▶ What you will do
Exactly reproduce all the records, keeping pictures out of the copy.

▶ Supplied material
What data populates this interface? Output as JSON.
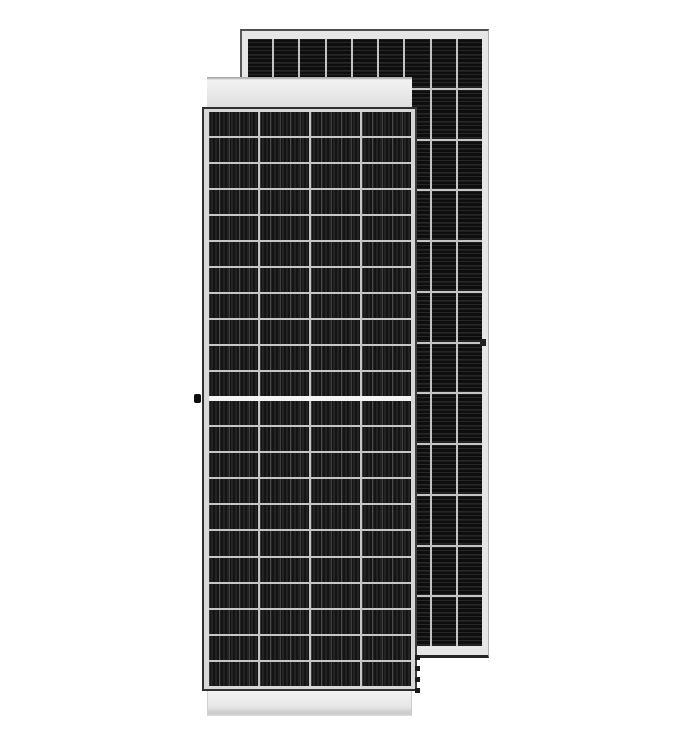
{
  "scene": {
    "description": "Product render of a monocrystalline half-cut solar panel shown from the front, overlapping a second panel shown from the back",
    "background_color": "#ffffff"
  },
  "front_panel": {
    "label": "solar-panel-front-view",
    "columns": 4,
    "rows_upper": 11,
    "rows_lower": 11,
    "cell_color": "#191919",
    "cell_stripe_color": "#232323",
    "busbar_color": "rgba(255,255,255,0.18)",
    "grid_line_color": "#c6c6c6",
    "frame_color": "#e9e9e9",
    "glass_edge_color": "#303030",
    "center_gap_color": "#f3f3f3"
  },
  "back_panel": {
    "label": "solar-panel-back-view",
    "columns": 9,
    "rows": 12,
    "cell_color": "#121212",
    "cell_stripe_color": "#272727",
    "grid_line_color": "#c4c4c4",
    "frame_color": "#e6e6e6"
  }
}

▶ Full response
What data populates this interface? Output as JSON.
{
  "scene": {
    "description": "Product render of a monocrystalline half-cut solar panel shown from the front, overlapping a second panel shown from the back",
    "background_color": "#ffffff"
  },
  "front_panel": {
    "label": "solar-panel-front-view",
    "columns": 4,
    "rows_upper": 11,
    "rows_lower": 11,
    "cell_color": "#191919",
    "cell_stripe_color": "#232323",
    "busbar_color": "rgba(255,255,255,0.18)",
    "grid_line_color": "#c6c6c6",
    "frame_color": "#e9e9e9",
    "glass_edge_color": "#303030",
    "center_gap_color": "#f3f3f3"
  },
  "back_panel": {
    "label": "solar-panel-back-view",
    "columns": 9,
    "rows": 12,
    "cell_color": "#121212",
    "cell_stripe_color": "#272727",
    "grid_line_color": "#c4c4c4",
    "frame_color": "#e6e6e6"
  }
}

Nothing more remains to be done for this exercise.